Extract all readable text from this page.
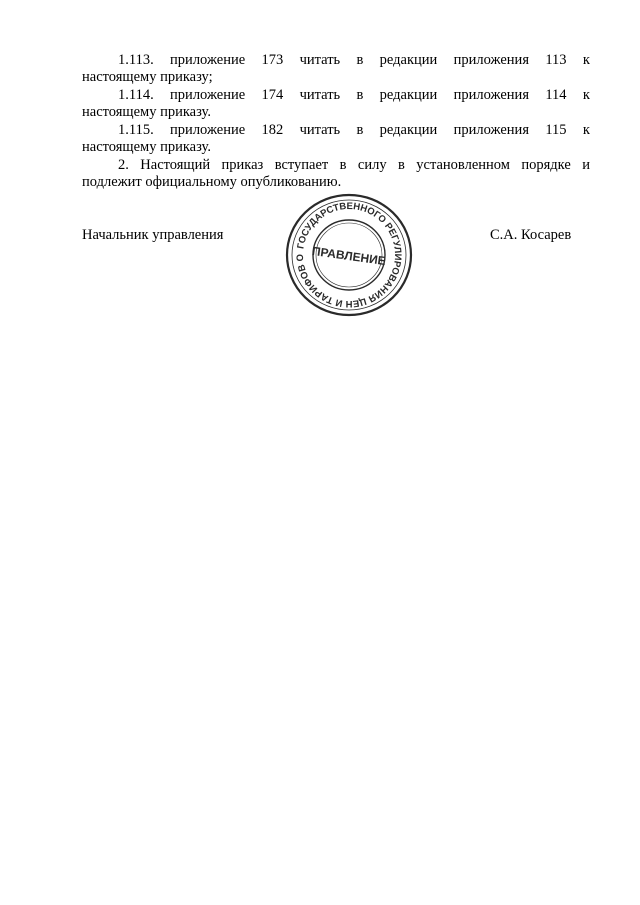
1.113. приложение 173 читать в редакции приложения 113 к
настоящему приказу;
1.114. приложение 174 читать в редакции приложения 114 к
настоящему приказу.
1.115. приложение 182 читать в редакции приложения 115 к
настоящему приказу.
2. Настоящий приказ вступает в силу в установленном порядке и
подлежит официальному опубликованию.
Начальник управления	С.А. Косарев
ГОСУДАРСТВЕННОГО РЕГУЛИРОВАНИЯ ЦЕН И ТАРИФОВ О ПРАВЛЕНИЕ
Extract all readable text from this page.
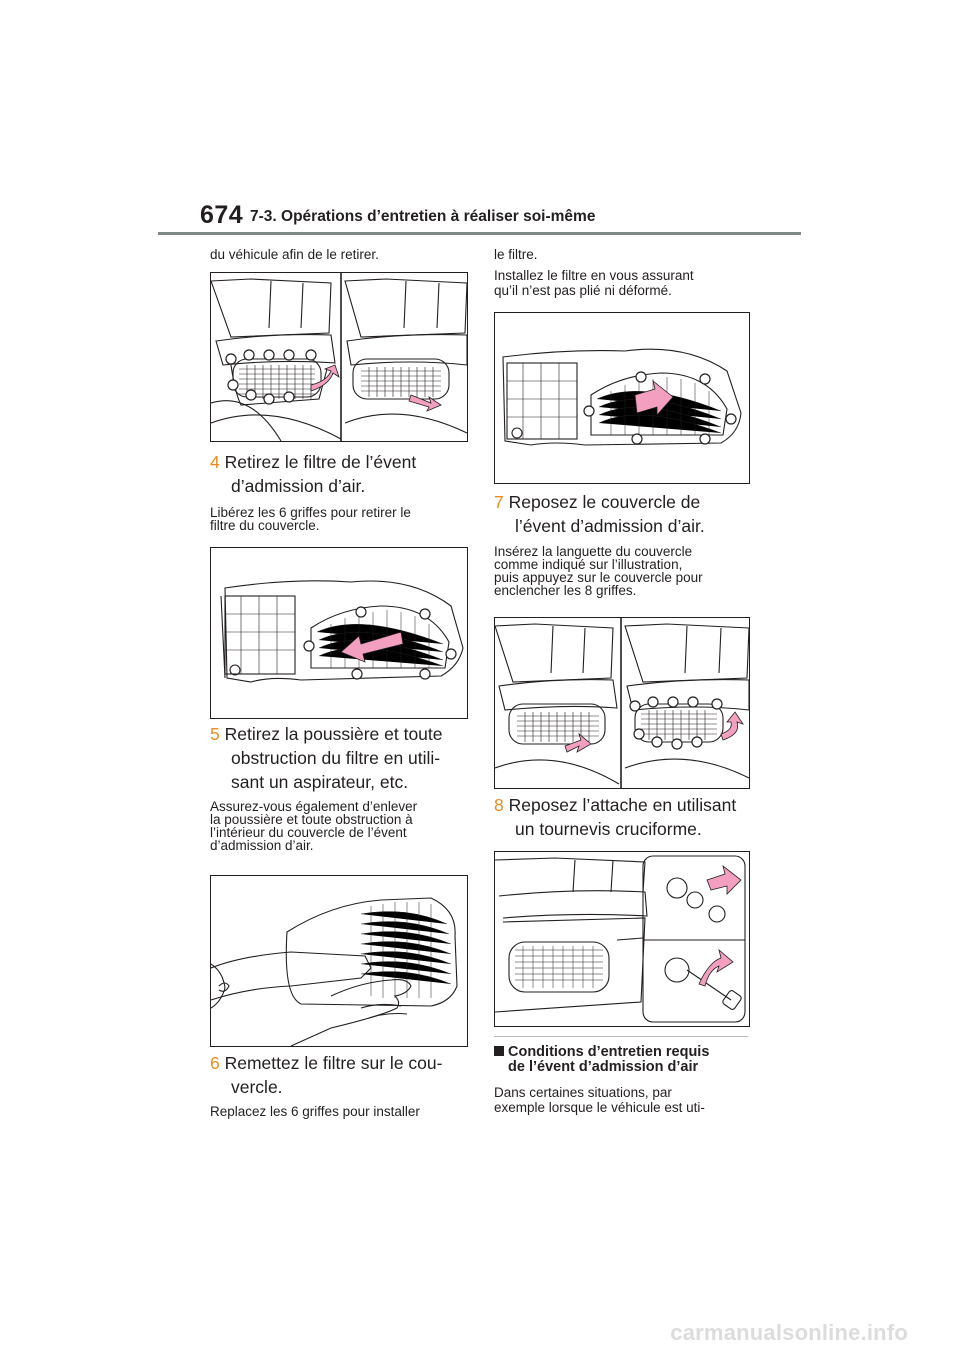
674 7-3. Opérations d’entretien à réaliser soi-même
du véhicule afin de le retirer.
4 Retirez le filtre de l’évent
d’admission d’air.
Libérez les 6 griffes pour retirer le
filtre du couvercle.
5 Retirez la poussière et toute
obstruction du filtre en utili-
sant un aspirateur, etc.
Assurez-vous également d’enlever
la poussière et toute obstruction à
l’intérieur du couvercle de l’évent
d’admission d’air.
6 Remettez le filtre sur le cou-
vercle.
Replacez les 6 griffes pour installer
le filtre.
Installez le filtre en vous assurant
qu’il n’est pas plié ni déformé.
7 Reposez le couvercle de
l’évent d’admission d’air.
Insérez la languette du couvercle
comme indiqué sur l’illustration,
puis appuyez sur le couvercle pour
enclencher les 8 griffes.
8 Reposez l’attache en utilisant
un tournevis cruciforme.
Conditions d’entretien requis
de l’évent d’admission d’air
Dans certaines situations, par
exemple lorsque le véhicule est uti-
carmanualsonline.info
******
Say how many lines above contain the string "admission". Answer with the number only.

4